# Dataset extract
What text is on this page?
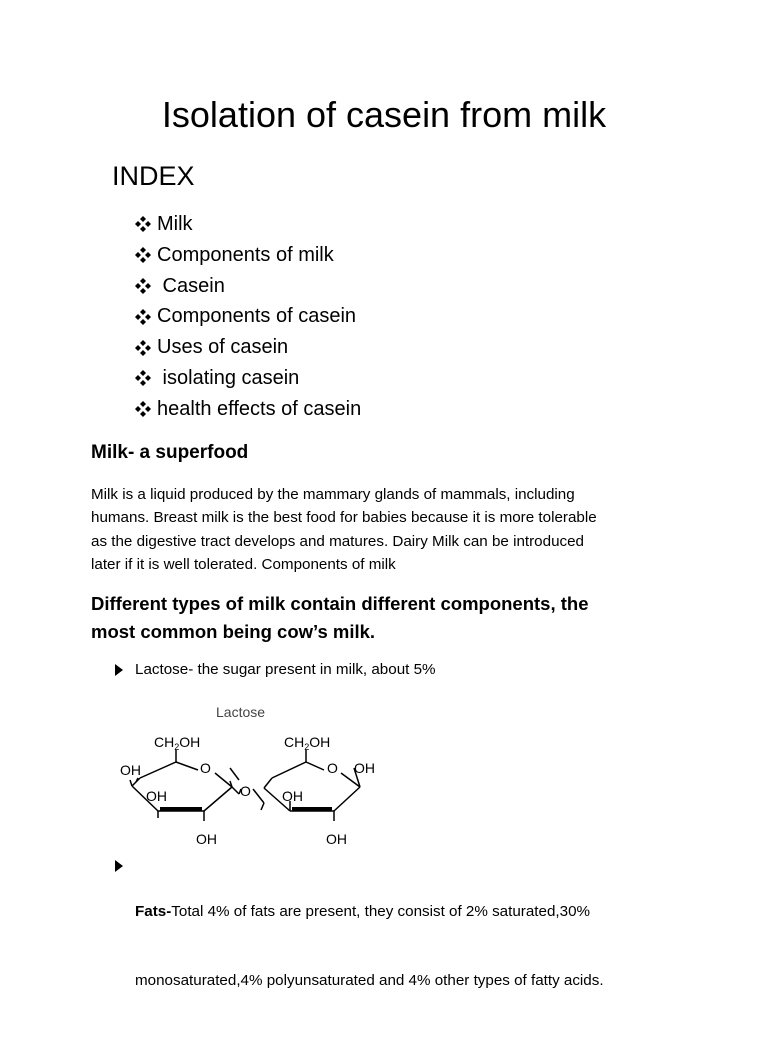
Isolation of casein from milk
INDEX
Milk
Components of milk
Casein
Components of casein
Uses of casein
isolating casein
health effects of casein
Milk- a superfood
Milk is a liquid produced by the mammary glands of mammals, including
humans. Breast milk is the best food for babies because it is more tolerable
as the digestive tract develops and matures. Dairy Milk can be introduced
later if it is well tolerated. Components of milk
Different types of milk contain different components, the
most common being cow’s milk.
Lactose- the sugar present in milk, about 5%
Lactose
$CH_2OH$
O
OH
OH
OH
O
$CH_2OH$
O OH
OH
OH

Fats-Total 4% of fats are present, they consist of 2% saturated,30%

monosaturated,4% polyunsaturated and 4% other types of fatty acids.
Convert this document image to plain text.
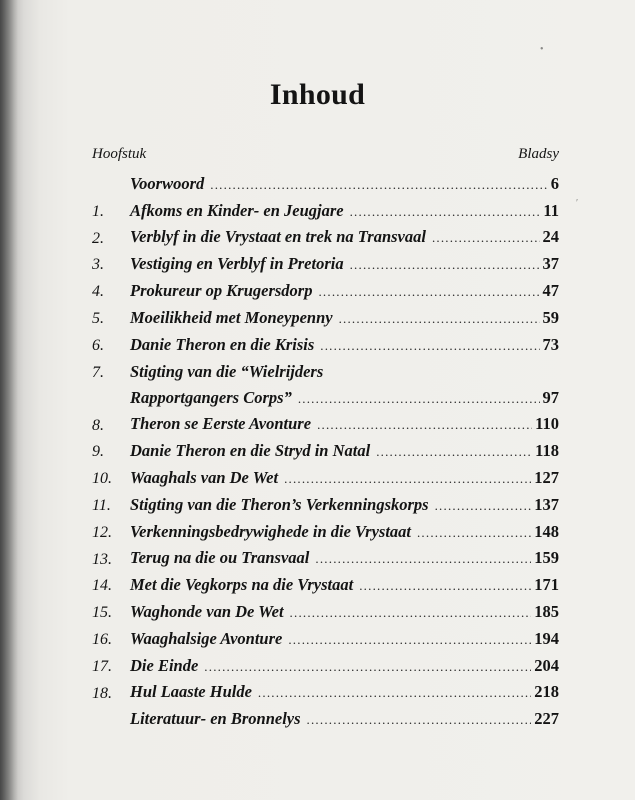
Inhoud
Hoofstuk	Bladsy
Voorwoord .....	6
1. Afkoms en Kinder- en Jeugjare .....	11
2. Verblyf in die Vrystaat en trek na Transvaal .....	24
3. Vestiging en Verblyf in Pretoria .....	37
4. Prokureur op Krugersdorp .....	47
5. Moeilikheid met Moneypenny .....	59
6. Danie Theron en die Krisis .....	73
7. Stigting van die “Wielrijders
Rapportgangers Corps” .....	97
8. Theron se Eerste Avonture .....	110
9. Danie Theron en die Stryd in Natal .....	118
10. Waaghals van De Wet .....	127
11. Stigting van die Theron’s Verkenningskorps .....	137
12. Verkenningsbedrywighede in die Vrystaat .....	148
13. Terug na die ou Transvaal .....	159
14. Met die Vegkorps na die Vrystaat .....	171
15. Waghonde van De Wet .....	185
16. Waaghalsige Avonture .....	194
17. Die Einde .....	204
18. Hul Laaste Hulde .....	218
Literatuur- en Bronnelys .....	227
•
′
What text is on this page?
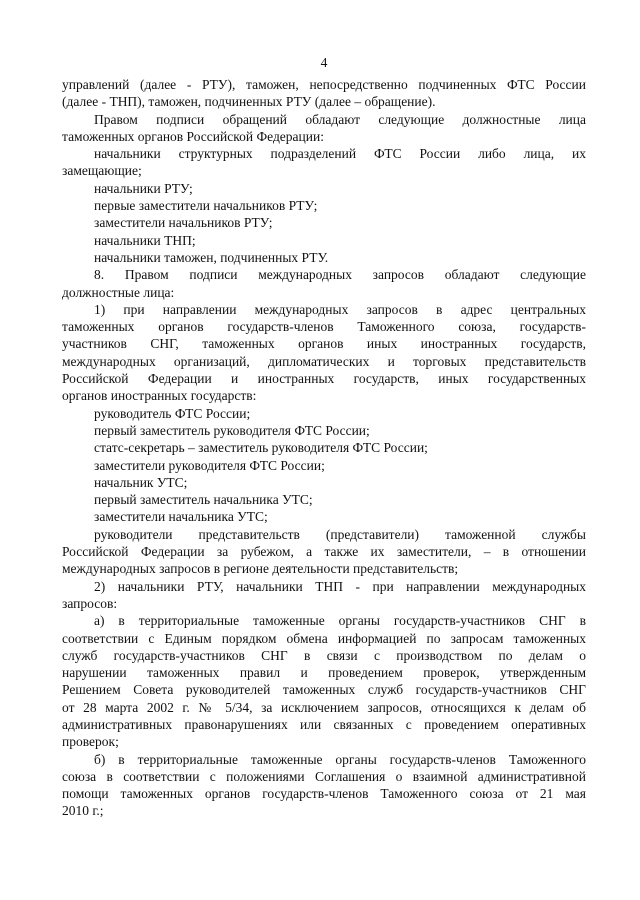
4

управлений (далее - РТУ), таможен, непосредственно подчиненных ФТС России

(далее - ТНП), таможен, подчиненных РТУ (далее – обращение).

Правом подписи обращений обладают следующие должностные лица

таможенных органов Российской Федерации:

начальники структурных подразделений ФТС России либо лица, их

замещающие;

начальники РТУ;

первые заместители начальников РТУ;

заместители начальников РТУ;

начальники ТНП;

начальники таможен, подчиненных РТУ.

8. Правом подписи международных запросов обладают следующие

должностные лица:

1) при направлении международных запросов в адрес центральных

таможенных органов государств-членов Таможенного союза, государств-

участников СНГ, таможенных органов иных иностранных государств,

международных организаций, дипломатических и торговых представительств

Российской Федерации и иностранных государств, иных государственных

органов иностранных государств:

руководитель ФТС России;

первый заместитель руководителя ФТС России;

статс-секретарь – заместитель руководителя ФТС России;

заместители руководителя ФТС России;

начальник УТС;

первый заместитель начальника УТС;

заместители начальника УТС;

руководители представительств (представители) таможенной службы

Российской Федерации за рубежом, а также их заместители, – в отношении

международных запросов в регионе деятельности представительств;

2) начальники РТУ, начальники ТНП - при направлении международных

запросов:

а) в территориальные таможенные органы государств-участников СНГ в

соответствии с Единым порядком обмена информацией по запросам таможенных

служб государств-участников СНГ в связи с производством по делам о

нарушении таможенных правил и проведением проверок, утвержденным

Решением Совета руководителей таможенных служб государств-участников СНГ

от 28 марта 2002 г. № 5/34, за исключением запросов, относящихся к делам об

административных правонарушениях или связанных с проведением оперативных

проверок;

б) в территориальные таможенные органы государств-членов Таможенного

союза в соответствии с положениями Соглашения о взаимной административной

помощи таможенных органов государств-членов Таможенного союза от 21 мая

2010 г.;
---
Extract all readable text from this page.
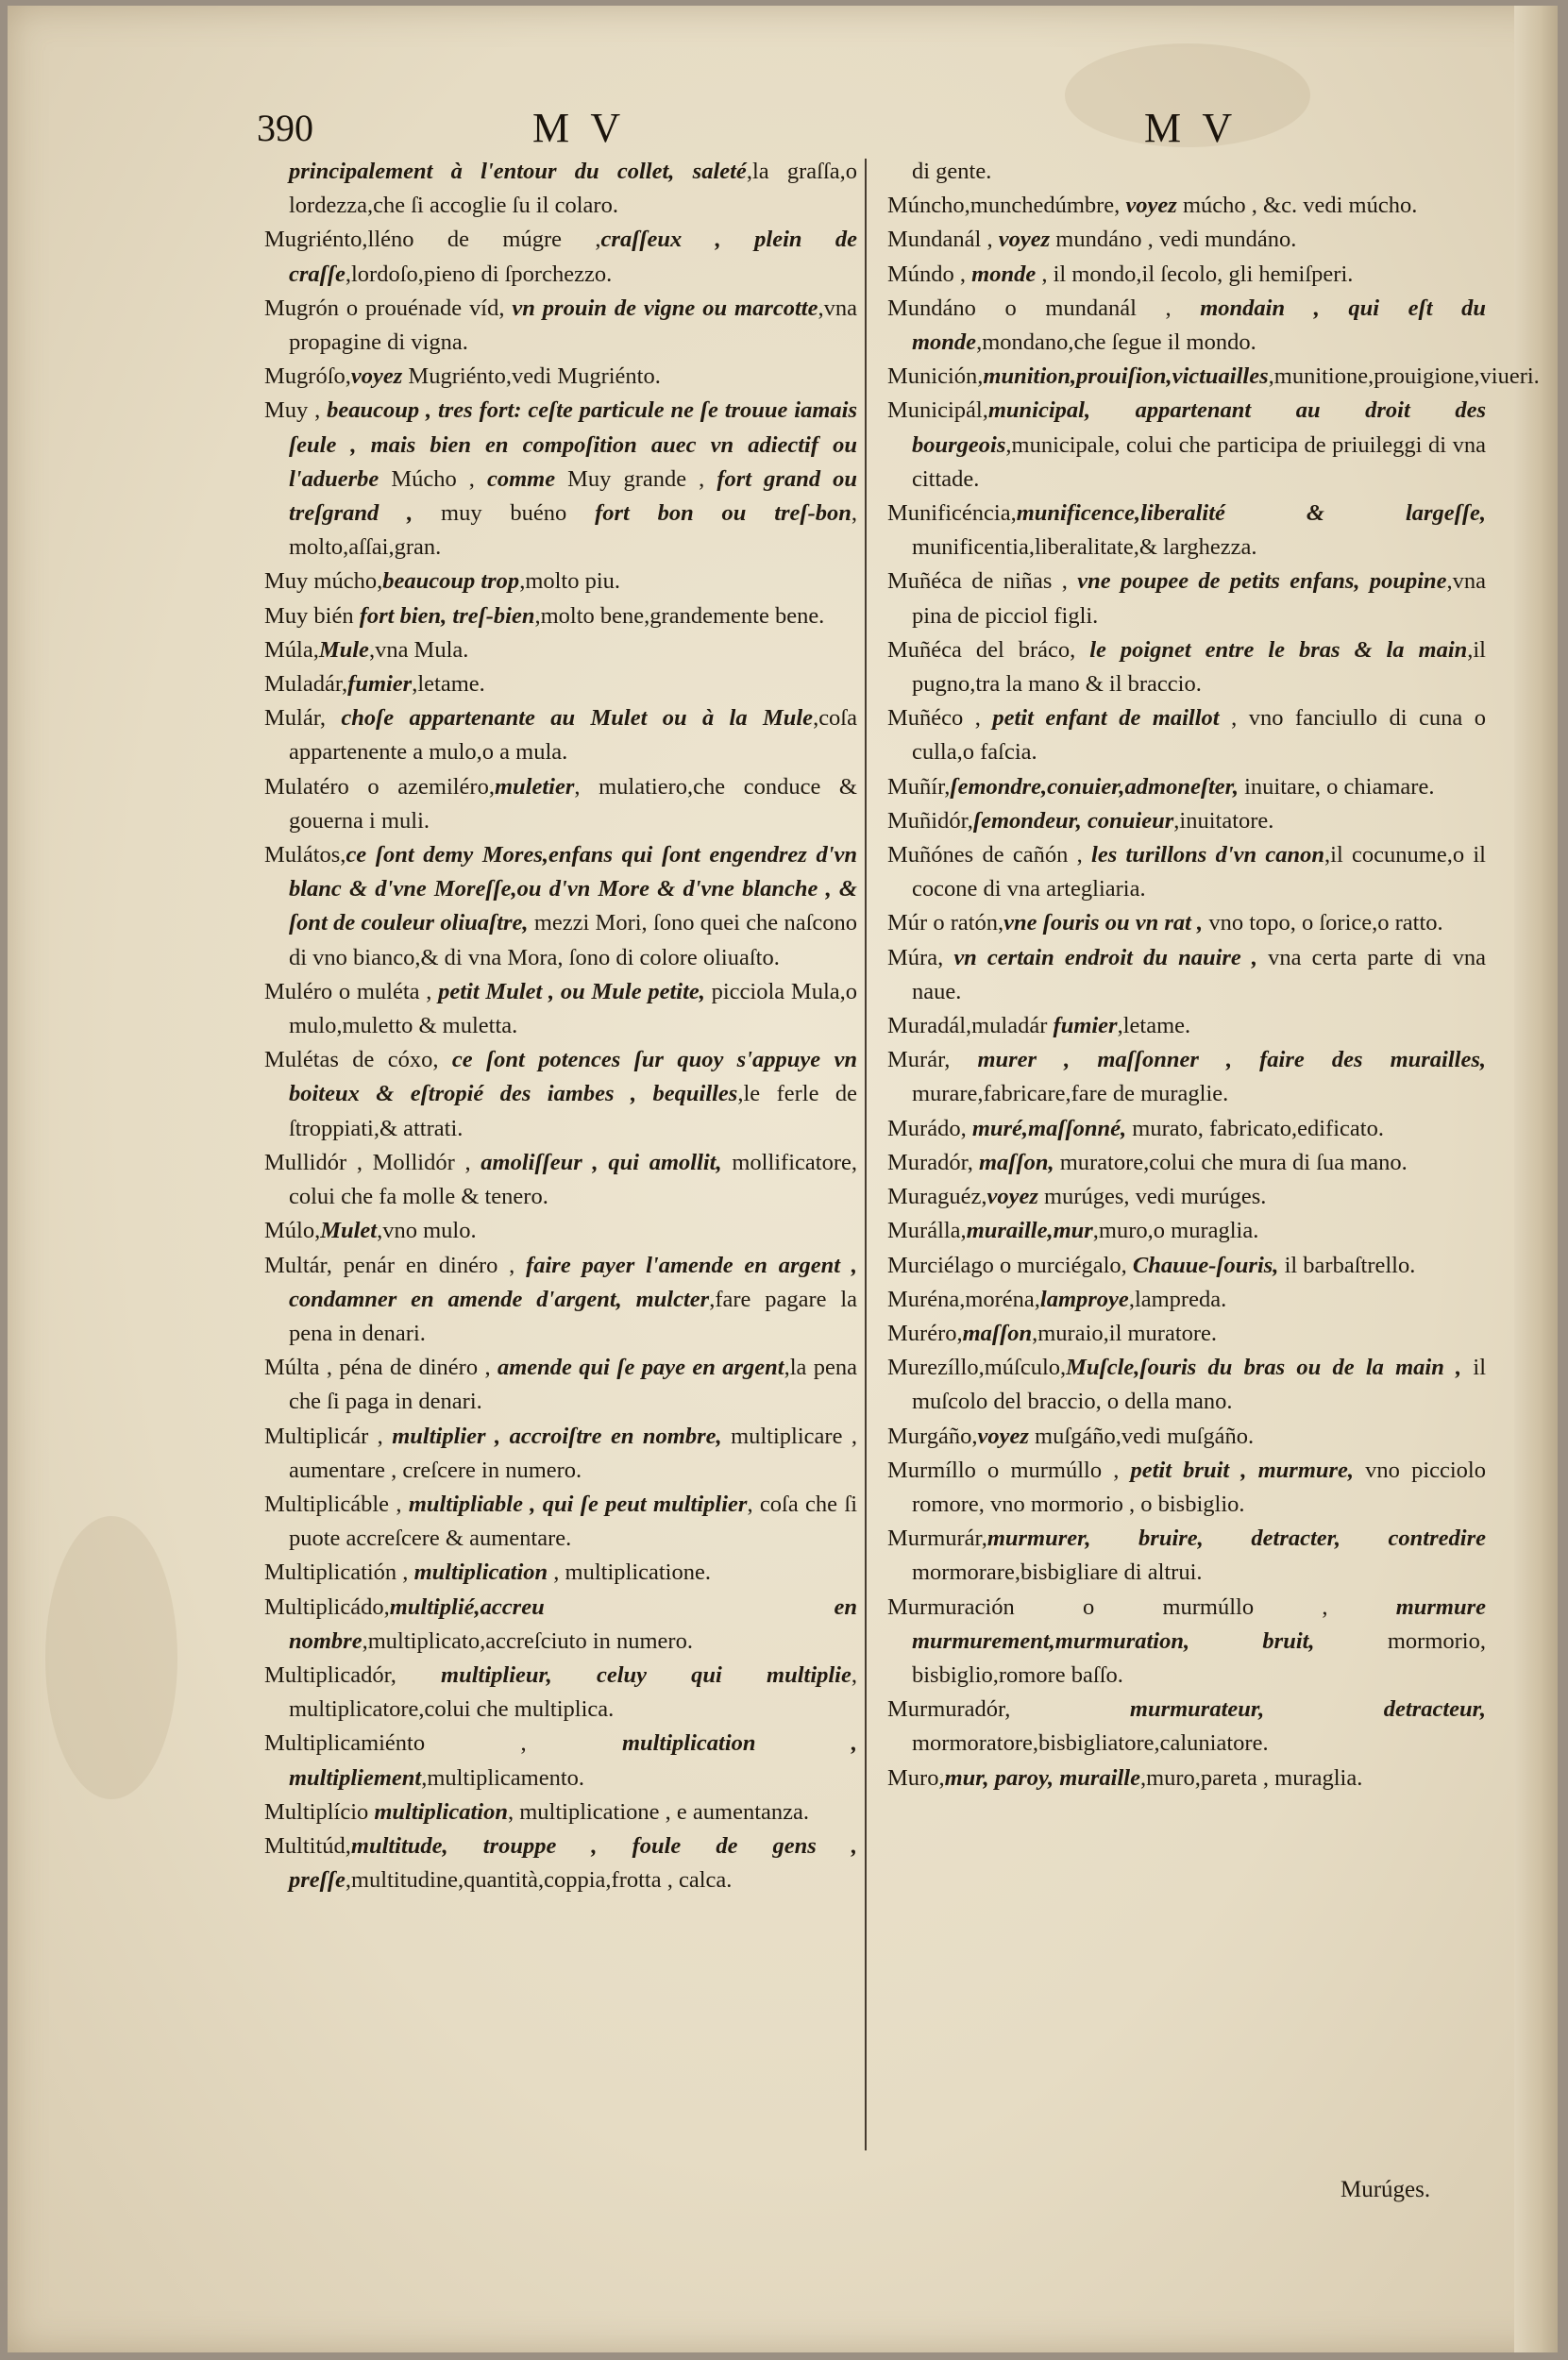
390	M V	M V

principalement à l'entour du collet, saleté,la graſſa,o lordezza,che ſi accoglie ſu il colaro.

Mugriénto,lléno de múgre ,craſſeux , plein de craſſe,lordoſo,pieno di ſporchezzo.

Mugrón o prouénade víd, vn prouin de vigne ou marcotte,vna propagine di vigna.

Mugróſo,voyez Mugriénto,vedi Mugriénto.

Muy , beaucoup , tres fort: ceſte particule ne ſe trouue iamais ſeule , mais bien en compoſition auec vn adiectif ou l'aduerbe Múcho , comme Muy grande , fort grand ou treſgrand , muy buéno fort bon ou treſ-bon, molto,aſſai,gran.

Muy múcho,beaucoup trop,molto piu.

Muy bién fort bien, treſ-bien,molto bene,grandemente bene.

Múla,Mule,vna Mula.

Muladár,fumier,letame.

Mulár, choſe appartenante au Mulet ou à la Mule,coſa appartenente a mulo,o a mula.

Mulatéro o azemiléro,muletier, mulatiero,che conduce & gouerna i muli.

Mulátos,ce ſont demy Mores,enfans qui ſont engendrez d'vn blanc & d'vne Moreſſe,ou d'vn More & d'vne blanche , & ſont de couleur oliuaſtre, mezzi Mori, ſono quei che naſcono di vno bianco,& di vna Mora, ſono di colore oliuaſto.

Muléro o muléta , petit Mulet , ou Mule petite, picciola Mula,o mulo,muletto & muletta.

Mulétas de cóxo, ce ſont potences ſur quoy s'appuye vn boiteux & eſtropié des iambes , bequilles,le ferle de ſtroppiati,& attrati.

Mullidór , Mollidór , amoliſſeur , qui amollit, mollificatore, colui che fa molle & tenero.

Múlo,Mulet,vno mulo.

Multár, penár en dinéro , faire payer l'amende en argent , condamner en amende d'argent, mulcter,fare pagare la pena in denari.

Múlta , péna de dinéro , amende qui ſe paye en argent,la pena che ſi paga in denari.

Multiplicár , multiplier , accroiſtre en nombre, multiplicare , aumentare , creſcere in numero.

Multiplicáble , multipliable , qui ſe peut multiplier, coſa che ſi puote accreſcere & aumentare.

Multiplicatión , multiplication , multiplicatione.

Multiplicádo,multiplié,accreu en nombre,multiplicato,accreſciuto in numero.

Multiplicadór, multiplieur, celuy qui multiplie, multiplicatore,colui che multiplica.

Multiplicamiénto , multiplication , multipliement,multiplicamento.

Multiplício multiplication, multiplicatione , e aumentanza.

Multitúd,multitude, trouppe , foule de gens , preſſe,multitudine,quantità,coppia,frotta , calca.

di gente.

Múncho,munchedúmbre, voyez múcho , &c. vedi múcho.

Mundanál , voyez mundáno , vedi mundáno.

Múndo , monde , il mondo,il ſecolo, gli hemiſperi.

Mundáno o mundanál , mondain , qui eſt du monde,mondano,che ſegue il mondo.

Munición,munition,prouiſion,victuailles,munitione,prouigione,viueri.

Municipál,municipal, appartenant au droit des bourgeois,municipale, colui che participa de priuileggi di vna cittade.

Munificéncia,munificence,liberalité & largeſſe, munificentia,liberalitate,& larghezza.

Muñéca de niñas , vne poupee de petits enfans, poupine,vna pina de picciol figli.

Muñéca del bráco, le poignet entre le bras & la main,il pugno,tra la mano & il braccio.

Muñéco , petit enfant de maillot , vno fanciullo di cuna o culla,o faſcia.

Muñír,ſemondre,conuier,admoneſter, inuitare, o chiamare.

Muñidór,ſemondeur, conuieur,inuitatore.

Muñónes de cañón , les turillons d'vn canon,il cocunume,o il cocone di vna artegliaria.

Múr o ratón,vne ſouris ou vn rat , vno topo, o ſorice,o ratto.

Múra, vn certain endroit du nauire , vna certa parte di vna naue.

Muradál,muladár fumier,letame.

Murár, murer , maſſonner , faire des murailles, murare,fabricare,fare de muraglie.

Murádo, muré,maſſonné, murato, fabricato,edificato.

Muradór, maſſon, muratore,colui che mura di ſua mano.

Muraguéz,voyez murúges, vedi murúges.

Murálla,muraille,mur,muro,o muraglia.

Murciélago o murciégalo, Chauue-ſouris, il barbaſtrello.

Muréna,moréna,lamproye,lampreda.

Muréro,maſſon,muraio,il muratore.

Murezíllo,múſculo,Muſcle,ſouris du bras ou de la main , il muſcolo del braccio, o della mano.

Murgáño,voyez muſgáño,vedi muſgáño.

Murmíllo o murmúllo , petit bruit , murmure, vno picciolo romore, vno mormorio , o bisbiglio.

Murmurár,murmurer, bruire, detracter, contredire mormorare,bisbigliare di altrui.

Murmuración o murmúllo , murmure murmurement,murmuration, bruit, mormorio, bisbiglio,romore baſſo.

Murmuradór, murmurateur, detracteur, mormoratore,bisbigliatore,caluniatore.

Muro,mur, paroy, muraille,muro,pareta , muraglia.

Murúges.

# Work to do
Check each line of the entries above for the word "bras". List the ones that have it.

# Final result
Muñéca del bráco, le poignet entre le bras & la main,il pugno,tra la mano & il braccio.
Murezíllo,múſculo,Muſcle,ſouris du bras ou de la main , il muſcolo del braccio, o della mano.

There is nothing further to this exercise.